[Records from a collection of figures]

━━━━━━

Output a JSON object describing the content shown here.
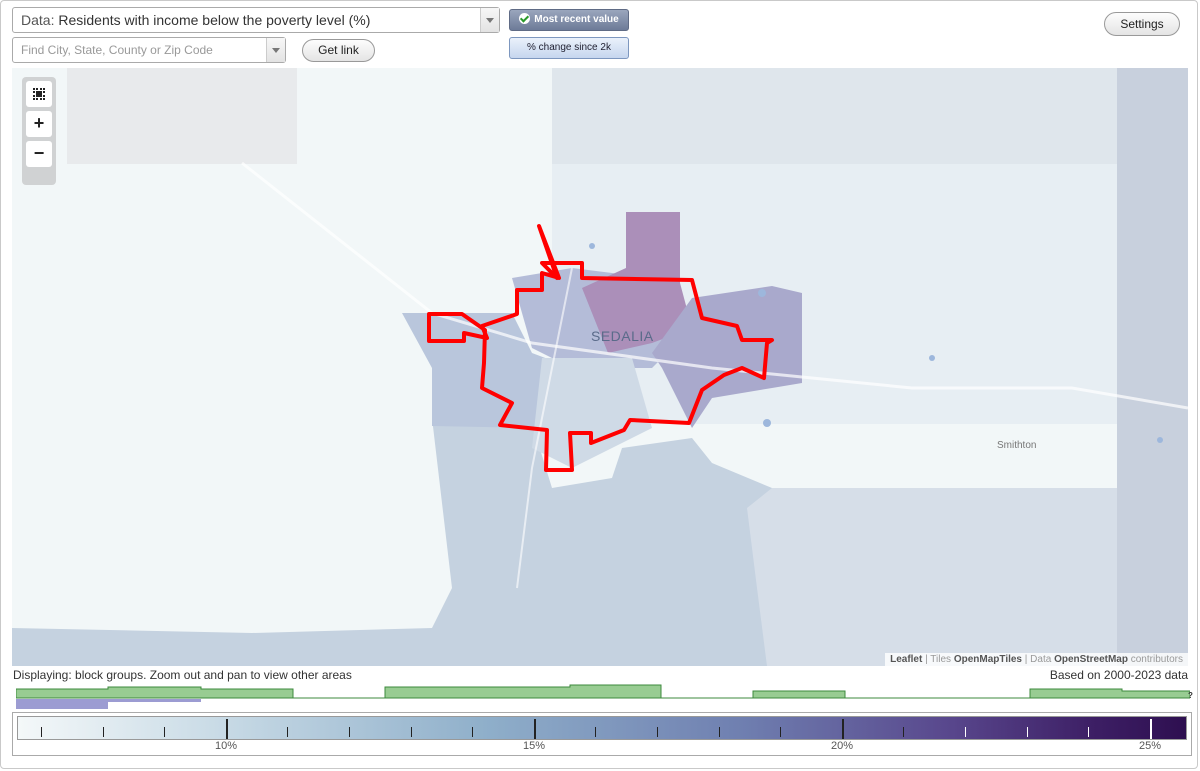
{
  "controls": {
    "data_prefix": "Data:",
    "data_value": "Residents with income below the poverty level (%)",
    "find_placeholder": "Find City, State, County or Zip Code",
    "get_link_label": "Get link",
    "toggle_recent_label": "Most recent value",
    "toggle_change_label": "% change since 2k",
    "settings_label": "Settings"
  },
  "map": {
    "city_label": "SEDALIA",
    "town_label": "Smithton",
    "attribution": {
      "leaflet": "Leaflet",
      "sep1": " | Tiles ",
      "tiles": "OpenMapTiles",
      "sep2": " | Data ",
      "data": "OpenStreetMap",
      "contributors": " contributors"
    }
  },
  "status": {
    "displaying": "Displaying: block groups. Zoom out and pan to view other areas",
    "based_on": "Based on 2000-2023 data",
    "unknown_marker": "?"
  },
  "legend": {
    "tick_labels": [
      "10%",
      "15%",
      "20%",
      "25%"
    ],
    "colors": {
      "low": "#f4f8f9",
      "mid": "#8fafca",
      "high": "#2e0f50",
      "boundary": "#ff0000"
    }
  }
}
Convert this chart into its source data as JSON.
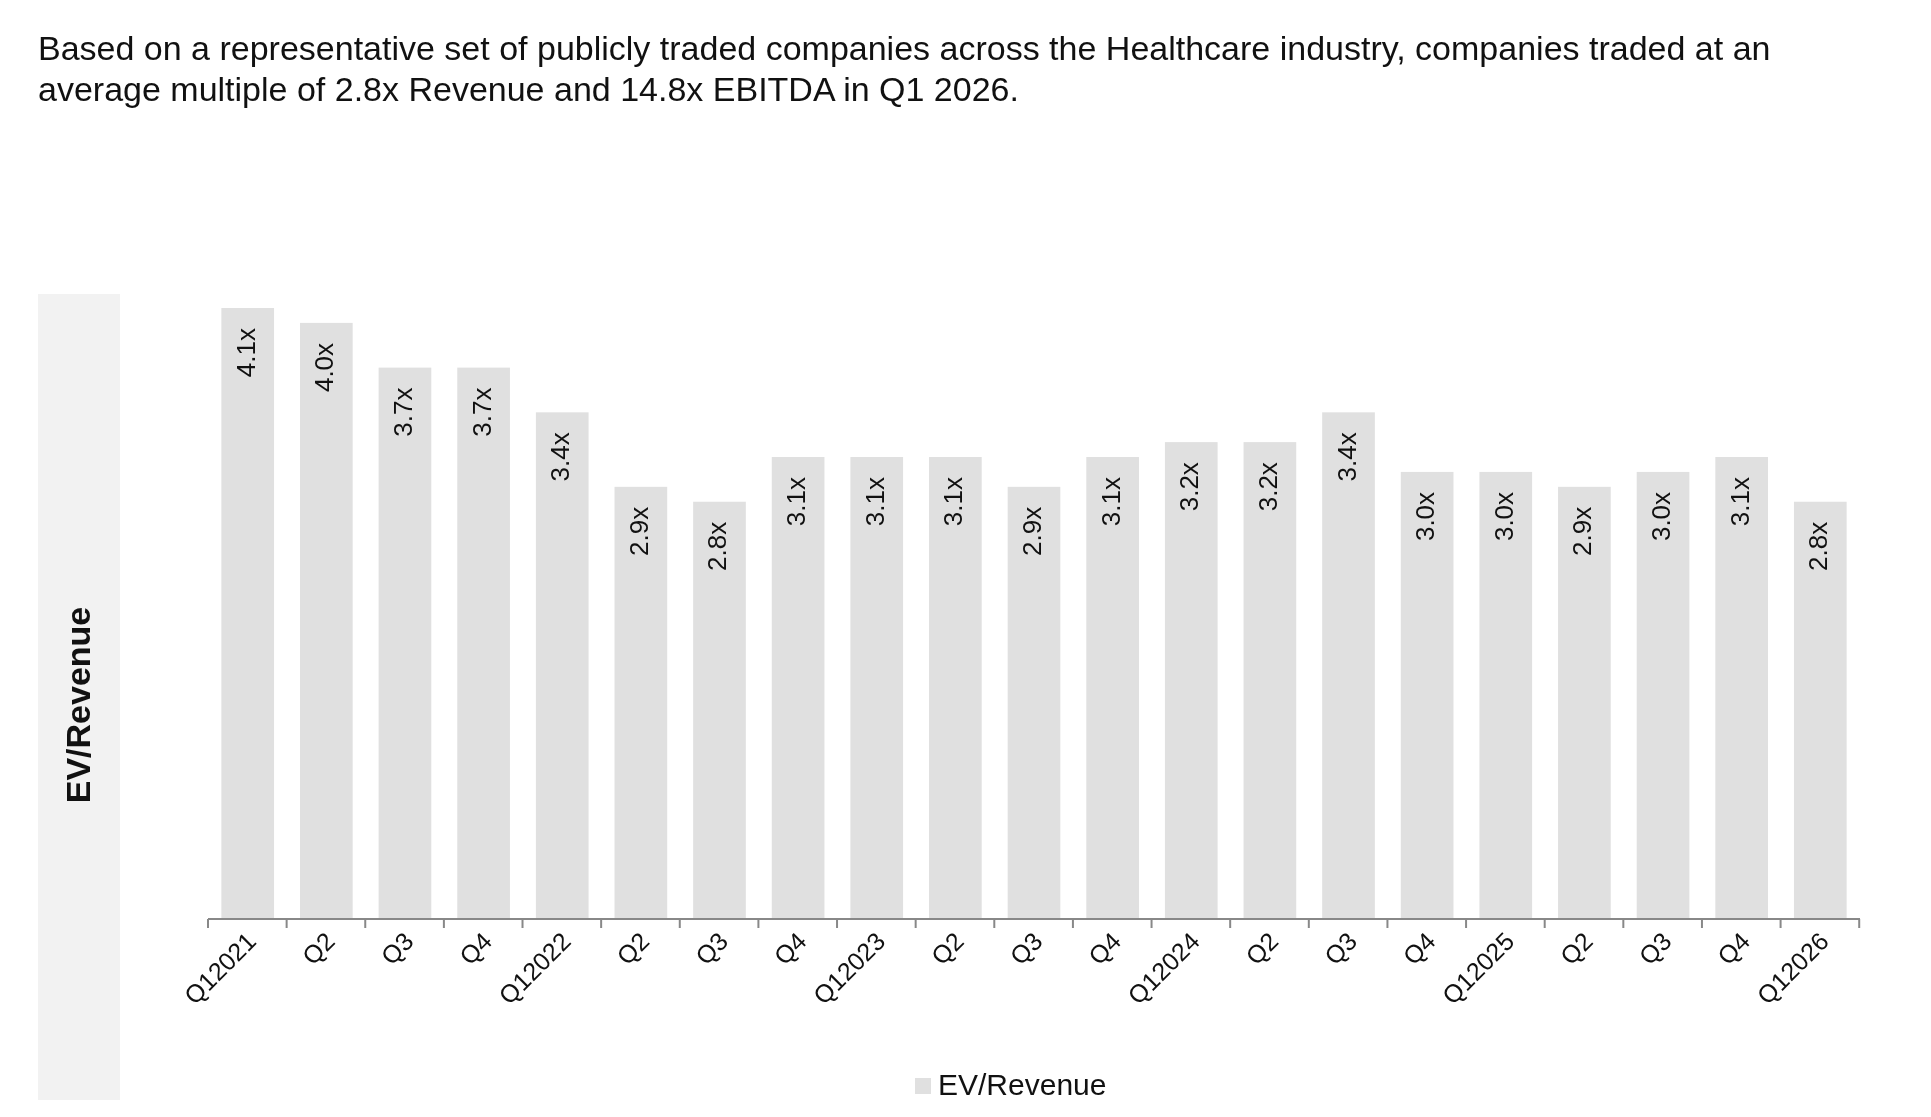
{
  "chart_data": {
    "type": "bar",
    "title": "Based on a representative set of publicly traded companies across the Healthcare industry, companies traded at an average multiple of 2.8x Revenue and 14.8x EBITDA in Q1 2026.",
    "ylabel": "EV/Revenue",
    "categories": [
      "Q12021",
      "Q2",
      "Q3",
      "Q4",
      "Q12022",
      "Q2",
      "Q3",
      "Q4",
      "Q12023",
      "Q2",
      "Q3",
      "Q4",
      "Q12024",
      "Q2",
      "Q3",
      "Q4",
      "Q12025",
      "Q2",
      "Q3",
      "Q4",
      "Q12026"
    ],
    "series": [
      {
        "name": "EV/Revenue",
        "color": "#e0e0e0",
        "values": [
          4.1,
          4.0,
          3.7,
          3.7,
          3.4,
          2.9,
          2.8,
          3.1,
          3.1,
          3.1,
          2.9,
          3.1,
          3.2,
          3.2,
          3.4,
          3.0,
          3.0,
          2.9,
          3.0,
          3.1,
          2.8
        ],
        "value_labels": [
          "4.1x",
          "4.0x",
          "3.7x",
          "3.7x",
          "3.4x",
          "2.9x",
          "2.8x",
          "3.1x",
          "3.1x",
          "3.1x",
          "2.9x",
          "3.1x",
          "3.2x",
          "3.2x",
          "3.4x",
          "3.0x",
          "3.0x",
          "2.9x",
          "3.0x",
          "3.1x",
          "2.8x"
        ]
      }
    ],
    "legend": "bottom"
  }
}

━━━━━━

• [Short problem] Where a line of the entries contains the word "Revenue", copy that line.

• [Reply]
    "title": "Based on a representative set of publicly traded companies across the Healthcare industry, companies traded at an average multiple of 2.8x Revenue and 14.8x EBITDA in Q1 2026.",
    "ylabel": "EV/Revenue",
        "name": "EV/Revenue",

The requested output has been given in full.